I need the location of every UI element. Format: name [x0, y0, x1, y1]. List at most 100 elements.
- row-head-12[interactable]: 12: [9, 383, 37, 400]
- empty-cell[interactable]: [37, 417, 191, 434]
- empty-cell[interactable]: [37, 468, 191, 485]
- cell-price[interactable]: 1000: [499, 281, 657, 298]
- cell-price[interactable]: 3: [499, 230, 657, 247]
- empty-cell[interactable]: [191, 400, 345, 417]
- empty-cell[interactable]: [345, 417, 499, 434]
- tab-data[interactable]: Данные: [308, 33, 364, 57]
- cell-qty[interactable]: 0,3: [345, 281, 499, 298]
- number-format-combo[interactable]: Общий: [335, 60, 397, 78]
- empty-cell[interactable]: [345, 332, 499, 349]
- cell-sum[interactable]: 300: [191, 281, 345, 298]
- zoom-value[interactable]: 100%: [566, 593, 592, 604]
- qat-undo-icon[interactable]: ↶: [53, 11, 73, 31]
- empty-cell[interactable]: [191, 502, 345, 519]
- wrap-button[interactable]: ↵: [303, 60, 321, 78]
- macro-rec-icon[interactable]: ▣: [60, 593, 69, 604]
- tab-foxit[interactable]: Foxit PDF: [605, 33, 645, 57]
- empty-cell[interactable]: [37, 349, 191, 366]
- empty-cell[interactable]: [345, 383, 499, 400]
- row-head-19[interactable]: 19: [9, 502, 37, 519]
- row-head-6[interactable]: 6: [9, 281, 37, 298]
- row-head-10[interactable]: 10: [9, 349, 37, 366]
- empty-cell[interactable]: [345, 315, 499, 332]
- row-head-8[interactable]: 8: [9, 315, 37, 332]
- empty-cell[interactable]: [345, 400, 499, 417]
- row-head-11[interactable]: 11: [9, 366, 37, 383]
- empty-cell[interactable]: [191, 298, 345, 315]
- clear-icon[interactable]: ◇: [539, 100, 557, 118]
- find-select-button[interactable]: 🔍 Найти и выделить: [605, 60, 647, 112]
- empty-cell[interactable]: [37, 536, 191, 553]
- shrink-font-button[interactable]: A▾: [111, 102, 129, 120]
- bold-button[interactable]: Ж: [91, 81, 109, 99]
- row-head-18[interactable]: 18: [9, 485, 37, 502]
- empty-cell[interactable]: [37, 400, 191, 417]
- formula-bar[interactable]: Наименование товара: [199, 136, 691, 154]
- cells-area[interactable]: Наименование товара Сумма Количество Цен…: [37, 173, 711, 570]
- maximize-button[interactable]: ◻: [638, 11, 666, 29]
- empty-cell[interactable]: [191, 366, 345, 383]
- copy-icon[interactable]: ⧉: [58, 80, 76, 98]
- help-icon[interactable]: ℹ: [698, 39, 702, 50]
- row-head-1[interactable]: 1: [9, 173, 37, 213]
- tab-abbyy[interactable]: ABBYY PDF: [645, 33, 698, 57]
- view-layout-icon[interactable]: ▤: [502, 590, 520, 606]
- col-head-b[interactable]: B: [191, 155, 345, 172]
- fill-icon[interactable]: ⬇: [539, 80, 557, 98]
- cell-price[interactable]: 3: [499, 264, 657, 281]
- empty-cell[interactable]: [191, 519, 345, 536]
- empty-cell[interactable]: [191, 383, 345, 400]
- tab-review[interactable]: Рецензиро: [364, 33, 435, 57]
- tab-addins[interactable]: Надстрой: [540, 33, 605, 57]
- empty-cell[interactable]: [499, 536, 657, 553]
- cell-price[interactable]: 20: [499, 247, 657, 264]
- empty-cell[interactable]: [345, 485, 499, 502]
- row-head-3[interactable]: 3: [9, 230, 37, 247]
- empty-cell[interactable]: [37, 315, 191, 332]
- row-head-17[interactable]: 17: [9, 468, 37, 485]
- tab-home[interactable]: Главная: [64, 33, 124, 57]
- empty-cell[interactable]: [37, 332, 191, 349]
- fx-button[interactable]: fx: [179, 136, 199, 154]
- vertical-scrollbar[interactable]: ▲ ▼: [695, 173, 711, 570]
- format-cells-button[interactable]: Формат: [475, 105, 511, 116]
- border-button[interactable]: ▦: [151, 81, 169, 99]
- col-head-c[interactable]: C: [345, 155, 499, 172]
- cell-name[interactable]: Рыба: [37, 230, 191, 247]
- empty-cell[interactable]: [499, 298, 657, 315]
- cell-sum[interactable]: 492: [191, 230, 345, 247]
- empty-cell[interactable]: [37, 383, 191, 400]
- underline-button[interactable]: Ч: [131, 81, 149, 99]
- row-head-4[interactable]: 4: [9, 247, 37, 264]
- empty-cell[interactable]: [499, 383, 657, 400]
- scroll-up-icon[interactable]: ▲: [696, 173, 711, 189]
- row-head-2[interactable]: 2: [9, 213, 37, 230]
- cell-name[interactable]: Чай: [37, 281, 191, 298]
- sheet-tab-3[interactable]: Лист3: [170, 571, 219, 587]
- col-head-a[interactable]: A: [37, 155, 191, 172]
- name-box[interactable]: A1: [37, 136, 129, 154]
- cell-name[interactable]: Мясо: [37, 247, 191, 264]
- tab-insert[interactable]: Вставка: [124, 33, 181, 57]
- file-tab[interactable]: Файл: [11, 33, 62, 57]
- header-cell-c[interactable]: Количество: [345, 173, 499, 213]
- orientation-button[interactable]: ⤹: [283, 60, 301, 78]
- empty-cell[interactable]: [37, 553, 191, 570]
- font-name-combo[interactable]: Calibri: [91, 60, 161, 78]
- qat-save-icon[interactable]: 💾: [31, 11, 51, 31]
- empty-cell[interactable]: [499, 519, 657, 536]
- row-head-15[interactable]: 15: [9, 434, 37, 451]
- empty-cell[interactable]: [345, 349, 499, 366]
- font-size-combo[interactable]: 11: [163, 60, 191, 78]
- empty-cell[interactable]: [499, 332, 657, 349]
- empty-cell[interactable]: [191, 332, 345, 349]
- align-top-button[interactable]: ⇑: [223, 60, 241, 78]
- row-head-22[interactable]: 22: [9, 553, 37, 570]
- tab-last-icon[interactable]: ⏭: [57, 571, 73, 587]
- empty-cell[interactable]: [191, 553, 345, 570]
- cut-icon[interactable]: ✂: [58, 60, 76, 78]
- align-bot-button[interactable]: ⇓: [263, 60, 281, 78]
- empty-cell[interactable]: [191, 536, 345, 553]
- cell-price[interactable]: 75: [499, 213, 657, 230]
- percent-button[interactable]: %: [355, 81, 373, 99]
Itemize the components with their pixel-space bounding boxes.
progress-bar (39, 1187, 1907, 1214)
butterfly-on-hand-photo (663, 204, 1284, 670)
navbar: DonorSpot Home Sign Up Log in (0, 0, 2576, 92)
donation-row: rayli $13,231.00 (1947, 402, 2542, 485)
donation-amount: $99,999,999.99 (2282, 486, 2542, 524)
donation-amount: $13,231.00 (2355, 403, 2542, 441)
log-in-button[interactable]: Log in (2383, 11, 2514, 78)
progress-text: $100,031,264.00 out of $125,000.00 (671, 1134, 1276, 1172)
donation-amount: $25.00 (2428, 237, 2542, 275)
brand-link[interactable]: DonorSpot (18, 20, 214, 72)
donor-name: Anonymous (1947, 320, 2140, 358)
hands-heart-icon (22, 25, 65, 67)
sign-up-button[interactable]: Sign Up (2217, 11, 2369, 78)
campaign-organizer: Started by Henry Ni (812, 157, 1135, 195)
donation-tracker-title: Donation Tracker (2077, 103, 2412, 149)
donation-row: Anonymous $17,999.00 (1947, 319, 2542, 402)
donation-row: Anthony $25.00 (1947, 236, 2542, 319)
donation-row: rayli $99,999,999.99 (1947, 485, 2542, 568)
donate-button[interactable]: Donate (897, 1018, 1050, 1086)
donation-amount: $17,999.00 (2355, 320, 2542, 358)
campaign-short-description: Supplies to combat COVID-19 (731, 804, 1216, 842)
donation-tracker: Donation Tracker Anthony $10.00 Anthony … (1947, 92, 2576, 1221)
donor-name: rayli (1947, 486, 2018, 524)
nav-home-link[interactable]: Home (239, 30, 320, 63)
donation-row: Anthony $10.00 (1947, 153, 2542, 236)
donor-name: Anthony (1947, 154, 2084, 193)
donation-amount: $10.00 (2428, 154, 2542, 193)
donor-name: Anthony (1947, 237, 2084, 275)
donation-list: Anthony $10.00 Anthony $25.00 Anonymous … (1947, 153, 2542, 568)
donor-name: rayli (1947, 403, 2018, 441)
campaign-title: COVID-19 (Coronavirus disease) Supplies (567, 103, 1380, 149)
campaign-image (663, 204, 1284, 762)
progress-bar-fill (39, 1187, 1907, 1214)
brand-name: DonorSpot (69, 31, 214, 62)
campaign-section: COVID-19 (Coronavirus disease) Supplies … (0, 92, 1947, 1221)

|---|

▸ **Action item**
Filter the listing above so that only lines holding the word "Tracker" remain, and report those lines.

▸ **Solution to this exercise**
donation-tracker-title: Donation Tracker (2077, 103, 2412, 149)
donation-tracker: Donation Tracker Anthony $10.00 Anthony … (1947, 92, 2576, 1221)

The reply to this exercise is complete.